### What you should do
Select each line where the word "ylabel" appears.

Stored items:
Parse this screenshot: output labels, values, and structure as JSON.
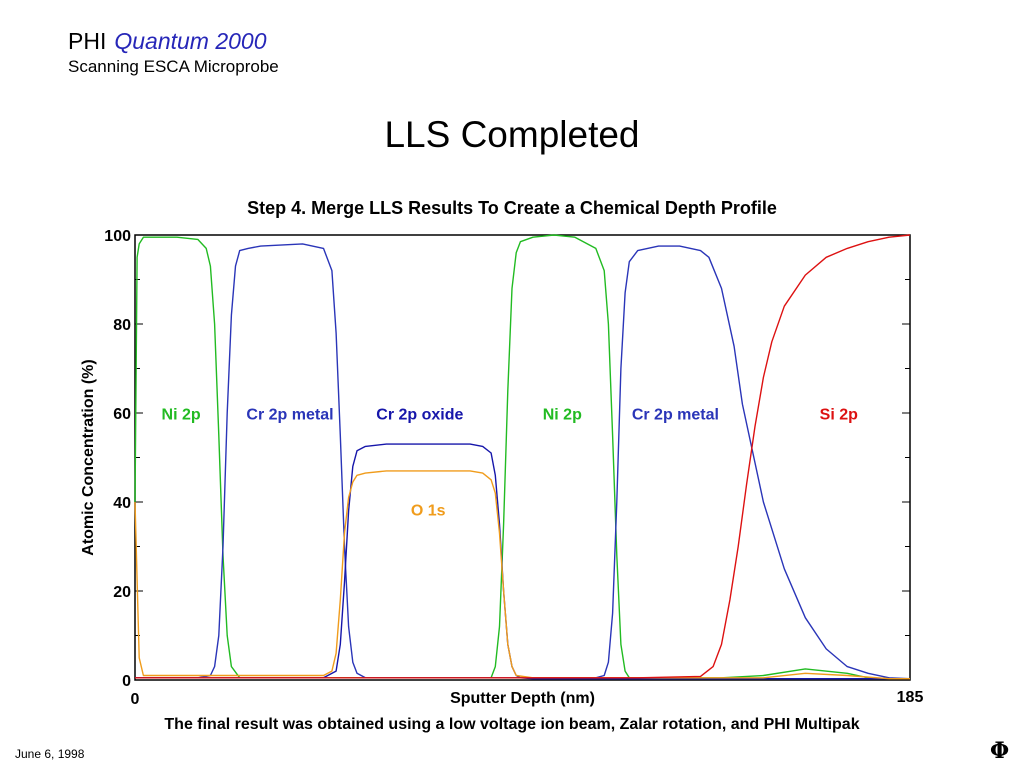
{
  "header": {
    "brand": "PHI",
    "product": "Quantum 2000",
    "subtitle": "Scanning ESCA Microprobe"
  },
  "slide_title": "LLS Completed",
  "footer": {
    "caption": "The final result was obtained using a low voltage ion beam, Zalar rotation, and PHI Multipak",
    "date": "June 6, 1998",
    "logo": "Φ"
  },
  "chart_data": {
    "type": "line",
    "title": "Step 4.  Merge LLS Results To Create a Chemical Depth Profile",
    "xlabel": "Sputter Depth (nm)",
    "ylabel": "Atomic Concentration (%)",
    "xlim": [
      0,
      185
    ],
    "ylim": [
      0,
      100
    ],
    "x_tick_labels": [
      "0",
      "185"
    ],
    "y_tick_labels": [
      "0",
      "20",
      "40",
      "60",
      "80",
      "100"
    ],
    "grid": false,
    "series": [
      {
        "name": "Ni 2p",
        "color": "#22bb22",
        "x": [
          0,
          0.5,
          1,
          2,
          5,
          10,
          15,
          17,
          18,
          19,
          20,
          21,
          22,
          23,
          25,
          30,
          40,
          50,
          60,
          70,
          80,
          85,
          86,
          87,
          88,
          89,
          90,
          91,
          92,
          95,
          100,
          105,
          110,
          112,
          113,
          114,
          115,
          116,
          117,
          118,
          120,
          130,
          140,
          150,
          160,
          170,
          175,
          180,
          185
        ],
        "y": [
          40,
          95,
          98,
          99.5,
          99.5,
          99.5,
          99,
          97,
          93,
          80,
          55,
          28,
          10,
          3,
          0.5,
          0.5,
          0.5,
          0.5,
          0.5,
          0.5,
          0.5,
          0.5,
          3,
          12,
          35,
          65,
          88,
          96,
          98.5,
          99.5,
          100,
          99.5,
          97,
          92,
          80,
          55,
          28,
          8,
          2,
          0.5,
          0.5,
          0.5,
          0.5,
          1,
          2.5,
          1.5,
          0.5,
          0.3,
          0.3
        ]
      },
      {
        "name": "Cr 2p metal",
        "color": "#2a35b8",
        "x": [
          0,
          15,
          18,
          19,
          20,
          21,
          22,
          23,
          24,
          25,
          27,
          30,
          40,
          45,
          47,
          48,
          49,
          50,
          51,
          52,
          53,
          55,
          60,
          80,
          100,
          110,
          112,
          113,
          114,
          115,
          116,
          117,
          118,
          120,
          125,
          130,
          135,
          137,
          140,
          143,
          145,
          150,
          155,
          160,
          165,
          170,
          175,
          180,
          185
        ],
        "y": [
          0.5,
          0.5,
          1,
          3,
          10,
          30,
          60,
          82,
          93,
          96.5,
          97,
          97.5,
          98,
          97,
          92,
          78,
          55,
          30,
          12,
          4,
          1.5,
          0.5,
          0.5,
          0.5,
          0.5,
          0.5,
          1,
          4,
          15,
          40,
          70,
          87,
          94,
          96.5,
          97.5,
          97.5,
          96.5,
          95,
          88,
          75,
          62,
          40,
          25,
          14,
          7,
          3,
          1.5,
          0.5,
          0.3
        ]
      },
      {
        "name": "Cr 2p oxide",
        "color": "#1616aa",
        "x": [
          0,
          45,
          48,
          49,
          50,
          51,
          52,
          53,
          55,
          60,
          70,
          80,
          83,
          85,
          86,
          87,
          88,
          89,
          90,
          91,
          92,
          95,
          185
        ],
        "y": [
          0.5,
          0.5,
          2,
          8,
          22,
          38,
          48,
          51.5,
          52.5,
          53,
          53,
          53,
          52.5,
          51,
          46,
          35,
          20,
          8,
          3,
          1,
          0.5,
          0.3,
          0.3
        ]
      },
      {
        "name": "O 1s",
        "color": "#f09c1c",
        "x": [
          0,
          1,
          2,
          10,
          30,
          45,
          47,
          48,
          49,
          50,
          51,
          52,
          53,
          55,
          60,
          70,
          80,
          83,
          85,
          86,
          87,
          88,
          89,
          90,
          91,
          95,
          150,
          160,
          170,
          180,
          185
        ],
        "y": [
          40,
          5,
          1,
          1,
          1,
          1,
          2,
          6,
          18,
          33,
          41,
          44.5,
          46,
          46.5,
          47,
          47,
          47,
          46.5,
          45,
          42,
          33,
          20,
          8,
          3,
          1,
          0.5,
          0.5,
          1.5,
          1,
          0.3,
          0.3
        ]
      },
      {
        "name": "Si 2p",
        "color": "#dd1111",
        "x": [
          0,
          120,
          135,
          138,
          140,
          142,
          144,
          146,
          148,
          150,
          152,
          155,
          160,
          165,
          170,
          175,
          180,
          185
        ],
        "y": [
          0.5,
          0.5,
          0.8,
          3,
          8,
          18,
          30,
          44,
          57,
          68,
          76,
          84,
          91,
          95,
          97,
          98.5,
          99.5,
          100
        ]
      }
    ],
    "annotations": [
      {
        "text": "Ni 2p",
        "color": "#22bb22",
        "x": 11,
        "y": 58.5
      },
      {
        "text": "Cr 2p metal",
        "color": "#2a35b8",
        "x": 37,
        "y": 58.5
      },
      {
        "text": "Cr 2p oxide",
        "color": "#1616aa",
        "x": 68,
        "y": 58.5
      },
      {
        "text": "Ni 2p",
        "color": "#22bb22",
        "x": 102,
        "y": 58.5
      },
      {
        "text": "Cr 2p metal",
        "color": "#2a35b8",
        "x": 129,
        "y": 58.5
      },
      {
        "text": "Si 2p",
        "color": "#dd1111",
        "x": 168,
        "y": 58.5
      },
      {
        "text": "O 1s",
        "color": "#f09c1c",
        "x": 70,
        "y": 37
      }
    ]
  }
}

==

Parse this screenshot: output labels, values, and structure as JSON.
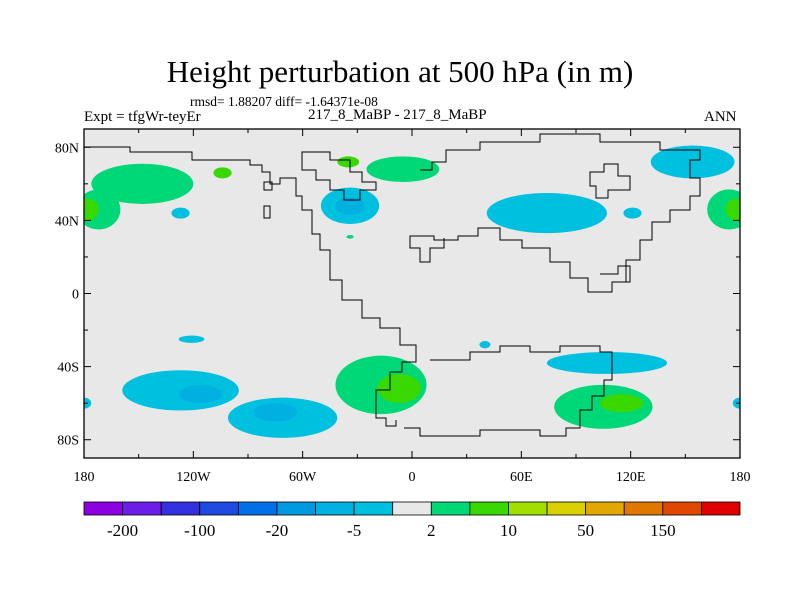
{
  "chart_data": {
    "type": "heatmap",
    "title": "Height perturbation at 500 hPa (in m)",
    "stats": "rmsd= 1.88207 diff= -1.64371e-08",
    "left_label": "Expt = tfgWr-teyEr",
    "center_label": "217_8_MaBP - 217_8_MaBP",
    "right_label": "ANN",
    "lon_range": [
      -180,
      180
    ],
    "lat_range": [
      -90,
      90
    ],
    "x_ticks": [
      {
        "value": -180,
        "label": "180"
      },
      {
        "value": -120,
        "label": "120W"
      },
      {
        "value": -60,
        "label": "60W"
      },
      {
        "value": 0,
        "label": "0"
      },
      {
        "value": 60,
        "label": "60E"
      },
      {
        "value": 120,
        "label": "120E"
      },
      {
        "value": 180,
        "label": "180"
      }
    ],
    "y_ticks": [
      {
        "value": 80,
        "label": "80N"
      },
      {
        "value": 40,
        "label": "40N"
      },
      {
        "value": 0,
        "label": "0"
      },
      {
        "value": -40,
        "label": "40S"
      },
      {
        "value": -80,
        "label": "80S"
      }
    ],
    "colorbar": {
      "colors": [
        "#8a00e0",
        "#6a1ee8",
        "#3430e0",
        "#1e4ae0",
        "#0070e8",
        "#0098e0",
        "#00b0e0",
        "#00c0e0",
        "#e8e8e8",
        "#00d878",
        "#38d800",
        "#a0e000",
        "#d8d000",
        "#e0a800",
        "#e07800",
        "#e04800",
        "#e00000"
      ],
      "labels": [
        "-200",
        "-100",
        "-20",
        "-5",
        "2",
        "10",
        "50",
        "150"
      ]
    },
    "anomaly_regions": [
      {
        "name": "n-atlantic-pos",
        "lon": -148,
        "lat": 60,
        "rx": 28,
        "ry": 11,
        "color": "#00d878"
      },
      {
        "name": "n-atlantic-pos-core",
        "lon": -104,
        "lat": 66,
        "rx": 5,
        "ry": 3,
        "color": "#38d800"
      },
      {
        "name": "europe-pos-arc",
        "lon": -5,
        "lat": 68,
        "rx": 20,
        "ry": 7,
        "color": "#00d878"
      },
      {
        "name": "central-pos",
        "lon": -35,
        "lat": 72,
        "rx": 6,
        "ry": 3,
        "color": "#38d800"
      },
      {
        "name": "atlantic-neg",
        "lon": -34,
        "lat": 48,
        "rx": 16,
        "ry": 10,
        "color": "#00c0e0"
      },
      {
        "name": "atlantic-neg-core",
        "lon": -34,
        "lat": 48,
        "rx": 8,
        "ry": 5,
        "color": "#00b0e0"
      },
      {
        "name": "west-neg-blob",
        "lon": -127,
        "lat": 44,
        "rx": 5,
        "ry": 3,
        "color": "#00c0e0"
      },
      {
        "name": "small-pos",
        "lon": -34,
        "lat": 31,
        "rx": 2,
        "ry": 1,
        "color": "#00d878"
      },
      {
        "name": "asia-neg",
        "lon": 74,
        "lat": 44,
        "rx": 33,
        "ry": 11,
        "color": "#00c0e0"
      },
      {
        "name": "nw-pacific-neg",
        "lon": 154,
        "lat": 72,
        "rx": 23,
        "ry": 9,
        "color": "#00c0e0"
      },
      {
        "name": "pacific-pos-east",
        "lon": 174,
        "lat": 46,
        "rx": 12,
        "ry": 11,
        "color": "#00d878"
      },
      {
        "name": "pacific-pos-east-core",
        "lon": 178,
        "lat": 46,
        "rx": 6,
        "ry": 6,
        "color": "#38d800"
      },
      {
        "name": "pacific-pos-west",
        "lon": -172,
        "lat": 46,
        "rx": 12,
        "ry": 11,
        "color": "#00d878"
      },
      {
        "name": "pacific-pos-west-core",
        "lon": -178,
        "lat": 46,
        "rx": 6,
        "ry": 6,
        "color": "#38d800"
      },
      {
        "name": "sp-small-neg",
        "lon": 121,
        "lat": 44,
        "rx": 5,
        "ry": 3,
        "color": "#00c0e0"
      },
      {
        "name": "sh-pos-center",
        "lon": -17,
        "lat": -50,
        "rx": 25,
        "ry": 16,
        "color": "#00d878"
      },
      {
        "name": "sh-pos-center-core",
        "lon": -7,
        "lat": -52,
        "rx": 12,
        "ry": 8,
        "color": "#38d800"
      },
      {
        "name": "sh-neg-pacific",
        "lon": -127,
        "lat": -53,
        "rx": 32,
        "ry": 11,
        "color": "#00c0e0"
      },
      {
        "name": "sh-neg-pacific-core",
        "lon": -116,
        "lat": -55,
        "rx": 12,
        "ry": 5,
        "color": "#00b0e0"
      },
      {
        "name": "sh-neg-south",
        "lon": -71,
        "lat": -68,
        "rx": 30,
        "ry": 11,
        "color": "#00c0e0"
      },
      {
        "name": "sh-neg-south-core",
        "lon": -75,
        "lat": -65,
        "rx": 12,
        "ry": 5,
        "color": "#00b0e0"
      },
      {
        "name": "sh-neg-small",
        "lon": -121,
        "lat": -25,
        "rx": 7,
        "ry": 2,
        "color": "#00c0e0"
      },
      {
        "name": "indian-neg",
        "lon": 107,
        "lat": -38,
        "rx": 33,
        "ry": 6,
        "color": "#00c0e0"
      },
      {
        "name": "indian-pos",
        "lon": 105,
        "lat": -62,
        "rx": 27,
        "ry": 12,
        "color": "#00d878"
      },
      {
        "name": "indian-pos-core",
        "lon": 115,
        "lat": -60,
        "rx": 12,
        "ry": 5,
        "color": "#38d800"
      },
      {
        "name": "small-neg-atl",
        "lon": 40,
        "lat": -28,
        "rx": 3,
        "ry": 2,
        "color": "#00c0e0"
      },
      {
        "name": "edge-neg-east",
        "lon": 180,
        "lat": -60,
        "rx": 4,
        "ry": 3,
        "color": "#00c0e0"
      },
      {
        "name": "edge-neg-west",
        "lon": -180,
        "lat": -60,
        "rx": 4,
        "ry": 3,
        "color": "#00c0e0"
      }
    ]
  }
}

* * *

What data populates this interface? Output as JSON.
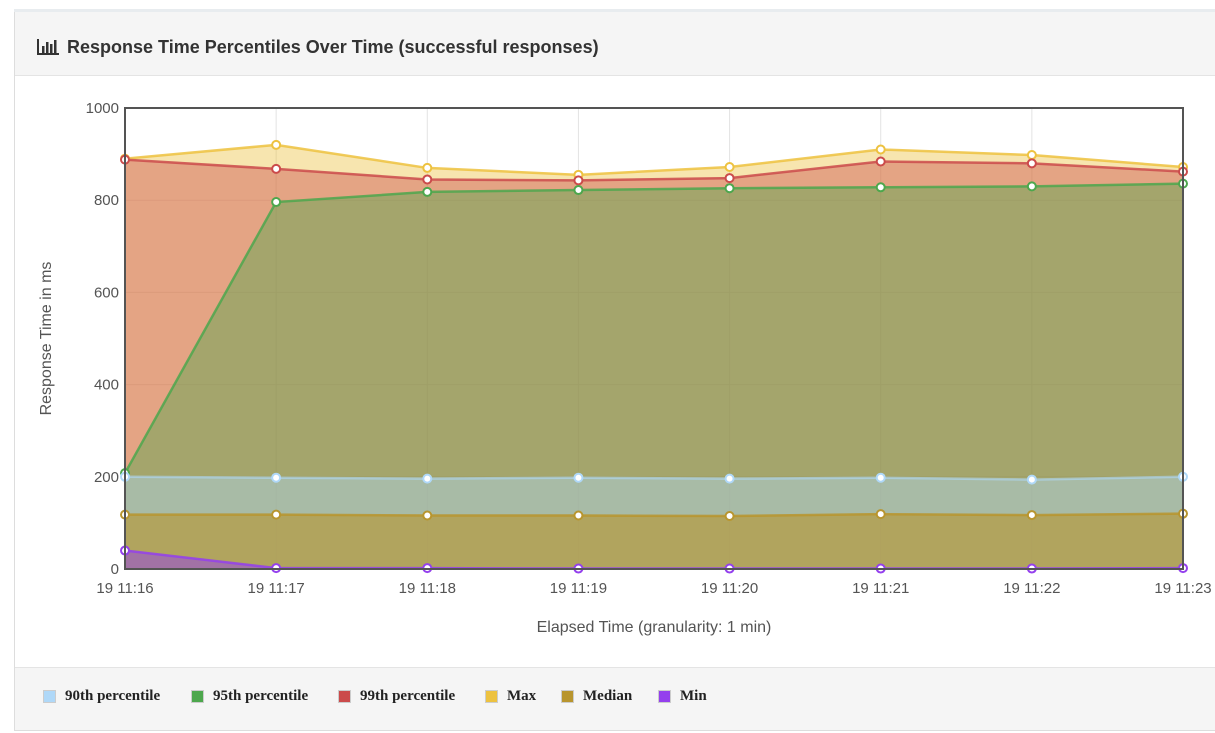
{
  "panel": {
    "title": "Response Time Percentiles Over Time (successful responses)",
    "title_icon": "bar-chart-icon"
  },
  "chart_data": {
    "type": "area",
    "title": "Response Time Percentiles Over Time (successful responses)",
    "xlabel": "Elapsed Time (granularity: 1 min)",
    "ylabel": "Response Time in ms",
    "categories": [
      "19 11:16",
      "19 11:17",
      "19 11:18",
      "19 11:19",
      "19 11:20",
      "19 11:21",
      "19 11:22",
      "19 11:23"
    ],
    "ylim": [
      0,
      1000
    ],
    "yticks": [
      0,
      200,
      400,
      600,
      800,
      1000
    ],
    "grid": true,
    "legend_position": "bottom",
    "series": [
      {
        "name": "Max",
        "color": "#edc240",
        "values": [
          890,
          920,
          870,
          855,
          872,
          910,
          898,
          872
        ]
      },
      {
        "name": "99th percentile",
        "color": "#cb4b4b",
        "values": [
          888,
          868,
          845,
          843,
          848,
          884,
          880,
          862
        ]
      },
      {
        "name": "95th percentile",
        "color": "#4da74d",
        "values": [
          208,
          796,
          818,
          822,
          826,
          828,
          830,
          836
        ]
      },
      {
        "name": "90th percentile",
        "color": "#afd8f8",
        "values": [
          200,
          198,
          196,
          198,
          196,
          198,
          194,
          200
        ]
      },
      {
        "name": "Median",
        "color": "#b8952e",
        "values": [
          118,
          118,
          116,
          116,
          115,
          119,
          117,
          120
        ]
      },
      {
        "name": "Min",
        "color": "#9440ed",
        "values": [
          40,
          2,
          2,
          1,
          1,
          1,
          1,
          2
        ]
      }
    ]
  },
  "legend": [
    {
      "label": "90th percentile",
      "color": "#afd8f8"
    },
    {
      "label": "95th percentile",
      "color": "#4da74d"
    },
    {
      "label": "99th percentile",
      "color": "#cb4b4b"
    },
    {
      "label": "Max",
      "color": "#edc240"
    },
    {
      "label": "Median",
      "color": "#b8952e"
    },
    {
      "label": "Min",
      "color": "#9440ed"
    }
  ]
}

### Result
    "ylabel": "Atomic Concentration (%)",
    "ylabel": "Response Time in ms",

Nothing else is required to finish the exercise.